(begin)

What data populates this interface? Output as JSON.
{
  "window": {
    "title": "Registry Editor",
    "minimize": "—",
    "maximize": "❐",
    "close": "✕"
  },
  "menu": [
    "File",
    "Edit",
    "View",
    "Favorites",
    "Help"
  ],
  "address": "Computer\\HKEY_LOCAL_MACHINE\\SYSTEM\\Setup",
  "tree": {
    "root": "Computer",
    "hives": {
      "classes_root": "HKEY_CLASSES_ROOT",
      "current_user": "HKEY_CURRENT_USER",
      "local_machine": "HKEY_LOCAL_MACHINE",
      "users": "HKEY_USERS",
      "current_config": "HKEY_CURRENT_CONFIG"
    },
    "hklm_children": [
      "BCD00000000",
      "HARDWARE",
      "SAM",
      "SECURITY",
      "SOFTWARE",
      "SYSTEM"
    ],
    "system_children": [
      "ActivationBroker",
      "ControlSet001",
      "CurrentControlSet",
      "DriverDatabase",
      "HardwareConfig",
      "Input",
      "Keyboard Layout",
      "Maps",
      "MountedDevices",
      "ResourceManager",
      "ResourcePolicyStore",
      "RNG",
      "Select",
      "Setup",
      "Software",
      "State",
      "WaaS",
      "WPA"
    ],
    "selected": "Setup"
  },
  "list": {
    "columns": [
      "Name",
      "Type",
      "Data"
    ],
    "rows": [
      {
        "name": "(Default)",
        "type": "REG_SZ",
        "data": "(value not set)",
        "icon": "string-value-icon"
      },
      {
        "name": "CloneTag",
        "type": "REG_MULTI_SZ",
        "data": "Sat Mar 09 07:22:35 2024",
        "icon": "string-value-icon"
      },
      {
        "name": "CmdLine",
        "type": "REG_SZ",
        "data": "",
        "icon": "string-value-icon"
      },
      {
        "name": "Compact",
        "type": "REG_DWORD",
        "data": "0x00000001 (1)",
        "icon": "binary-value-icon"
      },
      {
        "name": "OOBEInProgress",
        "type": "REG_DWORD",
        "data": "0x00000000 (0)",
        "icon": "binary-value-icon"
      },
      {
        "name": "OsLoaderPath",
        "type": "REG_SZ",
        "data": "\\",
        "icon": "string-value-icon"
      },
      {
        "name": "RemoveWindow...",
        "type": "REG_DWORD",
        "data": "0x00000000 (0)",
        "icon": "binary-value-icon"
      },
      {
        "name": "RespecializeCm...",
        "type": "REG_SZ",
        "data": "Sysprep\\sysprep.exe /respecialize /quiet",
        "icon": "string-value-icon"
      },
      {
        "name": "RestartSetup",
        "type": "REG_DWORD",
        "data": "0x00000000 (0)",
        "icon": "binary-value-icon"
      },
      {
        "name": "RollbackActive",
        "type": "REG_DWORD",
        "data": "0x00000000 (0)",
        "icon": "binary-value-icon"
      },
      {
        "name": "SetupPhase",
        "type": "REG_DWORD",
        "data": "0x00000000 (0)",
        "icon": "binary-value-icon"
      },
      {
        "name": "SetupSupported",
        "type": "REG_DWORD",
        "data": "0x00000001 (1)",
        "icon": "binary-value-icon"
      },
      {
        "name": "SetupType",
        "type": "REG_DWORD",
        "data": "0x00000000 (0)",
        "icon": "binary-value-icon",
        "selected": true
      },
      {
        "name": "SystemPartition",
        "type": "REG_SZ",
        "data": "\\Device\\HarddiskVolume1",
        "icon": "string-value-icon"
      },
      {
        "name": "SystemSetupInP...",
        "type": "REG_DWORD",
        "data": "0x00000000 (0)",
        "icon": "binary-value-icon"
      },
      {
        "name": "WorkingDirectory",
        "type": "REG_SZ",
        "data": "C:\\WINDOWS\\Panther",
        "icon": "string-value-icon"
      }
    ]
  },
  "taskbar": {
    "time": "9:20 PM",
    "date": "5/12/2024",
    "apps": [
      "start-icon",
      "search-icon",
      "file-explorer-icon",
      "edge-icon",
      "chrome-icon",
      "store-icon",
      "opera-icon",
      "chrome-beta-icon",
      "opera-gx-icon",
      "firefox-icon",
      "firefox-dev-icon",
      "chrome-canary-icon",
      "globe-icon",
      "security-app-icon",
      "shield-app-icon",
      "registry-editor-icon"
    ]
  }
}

(end)

• Required work:
Retype the material above, line by line, exactly.

• Written solution:
What data populates this interface? Output as JSON.
{
  "window": {
    "title": "Registry Editor",
    "minimize": "—",
    "maximize": "❐",
    "close": "✕"
  },
  "menu": [
    "File",
    "Edit",
    "View",
    "Favorites",
    "Help"
  ],
  "address": "Computer\\HKEY_LOCAL_MACHINE\\SYSTEM\\Setup",
  "tree": {
    "root": "Computer",
    "hives": {
      "classes_root": "HKEY_CLASSES_ROOT",
      "current_user": "HKEY_CURRENT_USER",
      "local_machine": "HKEY_LOCAL_MACHINE",
      "users": "HKEY_USERS",
      "current_config": "HKEY_CURRENT_CONFIG"
    },
    "hklm_children": [
      "BCD00000000",
      "HARDWARE",
      "SAM",
      "SECURITY",
      "SOFTWARE",
      "SYSTEM"
    ],
    "system_children": [
      "ActivationBroker",
      "ControlSet001",
      "CurrentControlSet",
      "DriverDatabase",
      "HardwareConfig",
      "Input",
      "Keyboard Layout",
      "Maps",
      "MountedDevices",
      "ResourceManager",
      "ResourcePolicyStore",
      "RNG",
      "Select",
      "Setup",
      "Software",
      "State",
      "WaaS",
      "WPA"
    ],
    "selected": "Setup"
  },
  "list": {
    "columns": [
      "Name",
      "Type",
      "Data"
    ],
    "rows": [
      {
        "name": "(Default)",
        "type": "REG_SZ",
        "data": "(value not set)",
        "icon": "string-value-icon"
      },
      {
        "name": "CloneTag",
        "type": "REG_MULTI_SZ",
        "data": "Sat Mar 09 07:22:35 2024",
        "icon": "string-value-icon"
      },
      {
        "name": "CmdLine",
        "type": "REG_SZ",
        "data": "",
        "icon": "string-value-icon"
      },
      {
        "name": "Compact",
        "type": "REG_DWORD",
        "data": "0x00000001 (1)",
        "icon": "binary-value-icon"
      },
      {
        "name": "OOBEInProgress",
        "type": "REG_DWORD",
        "data": "0x00000000 (0)",
        "icon": "binary-value-icon"
      },
      {
        "name": "OsLoaderPath",
        "type": "REG_SZ",
        "data": "\\",
        "icon": "string-value-icon"
      },
      {
        "name": "RemoveWindow...",
        "type": "REG_DWORD",
        "data": "0x00000000 (0)",
        "icon": "binary-value-icon"
      },
      {
        "name": "RespecializeCm...",
        "type": "REG_SZ",
        "data": "Sysprep\\sysprep.exe /respecialize /quiet",
        "icon": "string-value-icon"
      },
      {
        "name": "RestartSetup",
        "type": "REG_DWORD",
        "data": "0x00000000 (0)",
        "icon": "binary-value-icon"
      },
      {
        "name": "RollbackActive",
        "type": "REG_DWORD",
        "data": "0x00000000 (0)",
        "icon": "binary-value-icon"
      },
      {
        "name": "SetupPhase",
        "type": "REG_DWORD",
        "data": "0x00000000 (0)",
        "icon": "binary-value-icon"
      },
      {
        "name": "SetupSupported",
        "type": "REG_DWORD",
        "data": "0x00000001 (1)",
        "icon": "binary-value-icon"
      },
      {
        "name": "SetupType",
        "type": "REG_DWORD",
        "data": "0x00000000 (0)",
        "icon": "binary-value-icon",
        "selected": true
      },
      {
        "name": "SystemPartition",
        "type": "REG_SZ",
        "data": "\\Device\\HarddiskVolume1",
        "icon": "string-value-icon"
      },
      {
        "name": "SystemSetupInP...",
        "type": "REG_DWORD",
        "data": "0x00000000 (0)",
        "icon": "binary-value-icon"
      },
      {
        "name": "WorkingDirectory",
        "type": "REG_SZ",
        "data": "C:\\WINDOWS\\Panther",
        "icon": "string-value-icon"
      }
    ]
  },
  "taskbar": {
    "time": "9:20 PM",
    "date": "5/12/2024",
    "apps": [
      "start-icon",
      "search-icon",
      "file-explorer-icon",
      "edge-icon",
      "chrome-icon",
      "store-icon",
      "opera-icon",
      "chrome-beta-icon",
      "opera-gx-icon",
      "firefox-icon",
      "firefox-dev-icon",
      "chrome-canary-icon",
      "globe-icon",
      "security-app-icon",
      "shield-app-icon",
      "registry-editor-icon"
    ]
  }
}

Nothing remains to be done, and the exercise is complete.